— Start of Supplied records —

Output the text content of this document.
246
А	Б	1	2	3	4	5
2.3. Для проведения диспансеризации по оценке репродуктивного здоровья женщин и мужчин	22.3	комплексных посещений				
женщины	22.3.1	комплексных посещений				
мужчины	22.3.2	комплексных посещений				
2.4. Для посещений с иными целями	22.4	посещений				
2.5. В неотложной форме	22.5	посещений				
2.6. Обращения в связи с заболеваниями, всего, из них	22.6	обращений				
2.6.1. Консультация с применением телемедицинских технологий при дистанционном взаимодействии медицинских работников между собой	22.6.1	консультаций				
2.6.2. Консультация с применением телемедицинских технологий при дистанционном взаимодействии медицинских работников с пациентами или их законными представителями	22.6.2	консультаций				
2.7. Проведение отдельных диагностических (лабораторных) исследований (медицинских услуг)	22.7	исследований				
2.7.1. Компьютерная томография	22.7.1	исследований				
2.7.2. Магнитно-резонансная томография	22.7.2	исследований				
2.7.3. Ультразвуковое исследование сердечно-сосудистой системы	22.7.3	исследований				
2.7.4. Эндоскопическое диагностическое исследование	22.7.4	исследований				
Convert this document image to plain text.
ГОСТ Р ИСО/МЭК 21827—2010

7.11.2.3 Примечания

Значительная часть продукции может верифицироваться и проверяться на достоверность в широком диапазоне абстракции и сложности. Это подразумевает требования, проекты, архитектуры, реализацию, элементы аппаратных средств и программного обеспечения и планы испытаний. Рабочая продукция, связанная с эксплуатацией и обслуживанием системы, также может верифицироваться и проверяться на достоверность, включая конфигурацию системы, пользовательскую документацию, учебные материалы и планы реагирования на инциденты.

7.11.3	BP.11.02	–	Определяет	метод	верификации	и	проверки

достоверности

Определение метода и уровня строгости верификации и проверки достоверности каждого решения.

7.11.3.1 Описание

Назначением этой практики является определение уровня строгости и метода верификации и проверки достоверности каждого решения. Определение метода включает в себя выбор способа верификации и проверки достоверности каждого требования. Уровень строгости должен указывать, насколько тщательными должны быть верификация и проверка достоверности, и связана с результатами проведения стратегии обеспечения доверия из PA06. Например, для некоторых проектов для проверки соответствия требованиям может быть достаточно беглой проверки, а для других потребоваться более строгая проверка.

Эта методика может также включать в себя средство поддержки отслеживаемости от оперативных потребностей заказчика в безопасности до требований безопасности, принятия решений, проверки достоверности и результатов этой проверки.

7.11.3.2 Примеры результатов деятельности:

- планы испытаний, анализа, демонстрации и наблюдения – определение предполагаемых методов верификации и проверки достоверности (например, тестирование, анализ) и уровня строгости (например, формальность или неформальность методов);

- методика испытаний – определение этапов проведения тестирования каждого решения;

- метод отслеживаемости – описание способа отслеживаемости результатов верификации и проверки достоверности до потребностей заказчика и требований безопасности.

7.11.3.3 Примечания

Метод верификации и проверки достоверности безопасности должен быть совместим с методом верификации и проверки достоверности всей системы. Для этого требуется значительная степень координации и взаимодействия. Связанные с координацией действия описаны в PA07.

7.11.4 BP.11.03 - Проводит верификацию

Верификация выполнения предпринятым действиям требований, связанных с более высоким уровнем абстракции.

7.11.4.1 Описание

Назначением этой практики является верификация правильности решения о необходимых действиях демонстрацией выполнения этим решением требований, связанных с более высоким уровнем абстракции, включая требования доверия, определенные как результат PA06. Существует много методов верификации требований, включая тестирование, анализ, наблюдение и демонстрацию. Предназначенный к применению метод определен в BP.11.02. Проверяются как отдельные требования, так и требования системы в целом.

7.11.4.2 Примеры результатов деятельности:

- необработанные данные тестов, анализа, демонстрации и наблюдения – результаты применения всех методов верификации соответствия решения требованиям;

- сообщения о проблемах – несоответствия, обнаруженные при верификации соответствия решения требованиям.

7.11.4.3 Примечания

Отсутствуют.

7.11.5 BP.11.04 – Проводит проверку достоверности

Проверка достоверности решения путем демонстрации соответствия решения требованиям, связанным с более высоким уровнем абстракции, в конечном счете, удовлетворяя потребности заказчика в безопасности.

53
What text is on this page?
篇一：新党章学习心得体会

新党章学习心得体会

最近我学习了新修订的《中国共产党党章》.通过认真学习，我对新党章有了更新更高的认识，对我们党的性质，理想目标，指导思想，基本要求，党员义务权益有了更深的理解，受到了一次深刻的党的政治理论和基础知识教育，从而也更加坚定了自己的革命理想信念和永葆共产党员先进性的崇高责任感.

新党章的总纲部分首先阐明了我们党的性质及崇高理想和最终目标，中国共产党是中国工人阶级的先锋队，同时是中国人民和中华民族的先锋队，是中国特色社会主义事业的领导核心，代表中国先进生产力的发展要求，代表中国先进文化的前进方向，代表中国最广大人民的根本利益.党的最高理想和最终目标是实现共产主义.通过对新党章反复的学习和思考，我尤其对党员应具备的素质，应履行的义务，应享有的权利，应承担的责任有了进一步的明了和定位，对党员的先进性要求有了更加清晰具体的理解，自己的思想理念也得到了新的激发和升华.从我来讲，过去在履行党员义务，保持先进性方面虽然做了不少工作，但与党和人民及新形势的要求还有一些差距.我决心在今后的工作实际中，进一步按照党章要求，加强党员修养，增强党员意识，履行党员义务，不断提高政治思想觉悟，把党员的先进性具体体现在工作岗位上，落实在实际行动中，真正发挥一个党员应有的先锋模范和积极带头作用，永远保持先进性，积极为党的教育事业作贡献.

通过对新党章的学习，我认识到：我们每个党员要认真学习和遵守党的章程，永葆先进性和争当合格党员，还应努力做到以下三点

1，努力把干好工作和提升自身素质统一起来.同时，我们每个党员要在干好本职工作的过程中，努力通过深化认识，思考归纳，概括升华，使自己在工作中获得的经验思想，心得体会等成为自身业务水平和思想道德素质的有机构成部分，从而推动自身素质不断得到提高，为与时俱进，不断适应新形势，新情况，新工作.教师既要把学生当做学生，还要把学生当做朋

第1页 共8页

— End of Supplied records —

### Exercise
Make an exact copy of every line in the data.

### Answer for the task
Output the text content of this document.
246
А	Б	1	2	3	4	5
2.3. Для проведения диспансеризации по оценке репродуктивного здоровья женщин и мужчин	22.3	комплексных посещений				
женщины	22.3.1	комплексных посещений				
мужчины	22.3.2	комплексных посещений				
2.4. Для посещений с иными целями	22.4	посещений				
2.5. В неотложной форме	22.5	посещений				
2.6. Обращения в связи с заболеваниями, всего, из них	22.6	обращений				
2.6.1. Консультация с применением телемедицинских технологий при дистанционном взаимодействии медицинских работников между собой	22.6.1	консультаций				
2.6.2. Консультация с применением телемедицинских технологий при дистанционном взаимодействии медицинских работников с пациентами или их законными представителями	22.6.2	консультаций				
2.7. Проведение отдельных диагностических (лабораторных) исследований (медицинских услуг)	22.7	исследований				
2.7.1. Компьютерная томография	22.7.1	исследований				
2.7.2. Магнитно-резонансная томография	22.7.2	исследований				
2.7.3. Ультразвуковое исследование сердечно-сосудистой системы	22.7.3	исследований				
2.7.4. Эндоскопическое диагностическое исследование	22.7.4	исследований				
Convert this document image to plain text.
ГОСТ Р ИСО/МЭК 21827—2010

7.11.2.3 Примечания

Значительная часть продукции может верифицироваться и проверяться на достоверность в широком диапазоне абстракции и сложности. Это подразумевает требования, проекты, архитектуры, реализацию, элементы аппаратных средств и программного обеспечения и планы испытаний. Рабочая продукция, связанная с эксплуатацией и обслуживанием системы, также может верифицироваться и проверяться на достоверность, включая конфигурацию системы, пользовательскую документацию, учебные материалы и планы реагирования на инциденты.

7.11.3	BP.11.02	–	Определяет	метод	верификации	и	проверки

достоверности

Определение метода и уровня строгости верификации и проверки достоверности каждого решения.

7.11.3.1 Описание

Назначением этой практики является определение уровня строгости и метода верификации и проверки достоверности каждого решения. Определение метода включает в себя выбор способа верификации и проверки достоверности каждого требования. Уровень строгости должен указывать, насколько тщательными должны быть верификация и проверка достоверности, и связана с результатами проведения стратегии обеспечения доверия из PA06. Например, для некоторых проектов для проверки соответствия требованиям может быть достаточно беглой проверки, а для других потребоваться более строгая проверка.

Эта методика может также включать в себя средство поддержки отслеживаемости от оперативных потребностей заказчика в безопасности до требований безопасности, принятия решений, проверки достоверности и результатов этой проверки.

7.11.3.2 Примеры результатов деятельности:

- планы испытаний, анализа, демонстрации и наблюдения – определение предполагаемых методов верификации и проверки достоверности (например, тестирование, анализ) и уровня строгости (например, формальность или неформальность методов);

- методика испытаний – определение этапов проведения тестирования каждого решения;

- метод отслеживаемости – описание способа отслеживаемости результатов верификации и проверки достоверности до потребностей заказчика и требований безопасности.

7.11.3.3 Примечания

Метод верификации и проверки достоверности безопасности должен быть совместим с методом верификации и проверки достоверности всей системы. Для этого требуется значительная степень координации и взаимодействия. Связанные с координацией действия описаны в PA07.

7.11.4 BP.11.03 - Проводит верификацию

Верификация выполнения предпринятым действиям требований, связанных с более высоким уровнем абстракции.

7.11.4.1 Описание

Назначением этой практики является верификация правильности решения о необходимых действиях демонстрацией выполнения этим решением требований, связанных с более высоким уровнем абстракции, включая требования доверия, определенные как результат PA06. Существует много методов верификации требований, включая тестирование, анализ, наблюдение и демонстрацию. Предназначенный к применению метод определен в BP.11.02. Проверяются как отдельные требования, так и требования системы в целом.

7.11.4.2 Примеры результатов деятельности:

- необработанные данные тестов, анализа, демонстрации и наблюдения – результаты применения всех методов верификации соответствия решения требованиям;

- сообщения о проблемах – несоответствия, обнаруженные при верификации соответствия решения требованиям.

7.11.4.3 Примечания

Отсутствуют.

7.11.5 BP.11.04 – Проводит проверку достоверности

Проверка достоверности решения путем демонстрации соответствия решения требованиям, связанным с более высоким уровнем абстракции, в конечном счете, удовлетворяя потребности заказчика в безопасности.

53
What text is on this page?
篇一：新党章学习心得体会

新党章学习心得体会

最近我学习了新修订的《中国共产党党章》.通过认真学习，我对新党章有了更新更高的认识，对我们党的性质，理想目标，指导思想，基本要求，党员义务权益有了更深的理解，受到了一次深刻的党的政治理论和基础知识教育，从而也更加坚定了自己的革命理想信念和永葆共产党员先进性的崇高责任感.

新党章的总纲部分首先阐明了我们党的性质及崇高理想和最终目标，中国共产党是中国工人阶级的先锋队，同时是中国人民和中华民族的先锋队，是中国特色社会主义事业的领导核心，代表中国先进生产力的发展要求，代表中国先进文化的前进方向，代表中国最广大人民的根本利益.党的最高理想和最终目标是实现共产主义.通过对新党章反复的学习和思考，我尤其对党员应具备的素质，应履行的义务，应享有的权利，应承担的责任有了进一步的明了和定位，对党员的先进性要求有了更加清晰具体的理解，自己的思想理念也得到了新的激发和升华.从我来讲，过去在履行党员义务，保持先进性方面虽然做了不少工作，但与党和人民及新形势的要求还有一些差距.我决心在今后的工作实际中，进一步按照党章要求，加强党员修养，增强党员意识，履行党员义务，不断提高政治思想觉悟，把党员的先进性具体体现在工作岗位上，落实在实际行动中，真正发挥一个党员应有的先锋模范和积极带头作用，永远保持先进性，积极为党的教育事业作贡献.

通过对新党章的学习，我认识到：我们每个党员要认真学习和遵守党的章程，永葆先进性和争当合格党员，还应努力做到以下三点

1，努力把干好工作和提升自身素质统一起来.同时，我们每个党员要在干好本职工作的过程中，努力通过深化认识，思考归纳，概括升华，使自己在工作中获得的经验思想，心得体会等成为自身业务水平和思想道德素质的有机构成部分，从而推动自身素质不断得到提高，为与时俱进，不断适应新形势，新情况，新工作.教师既要把学生当做学生，还要把学生当做朋

第1页 共8页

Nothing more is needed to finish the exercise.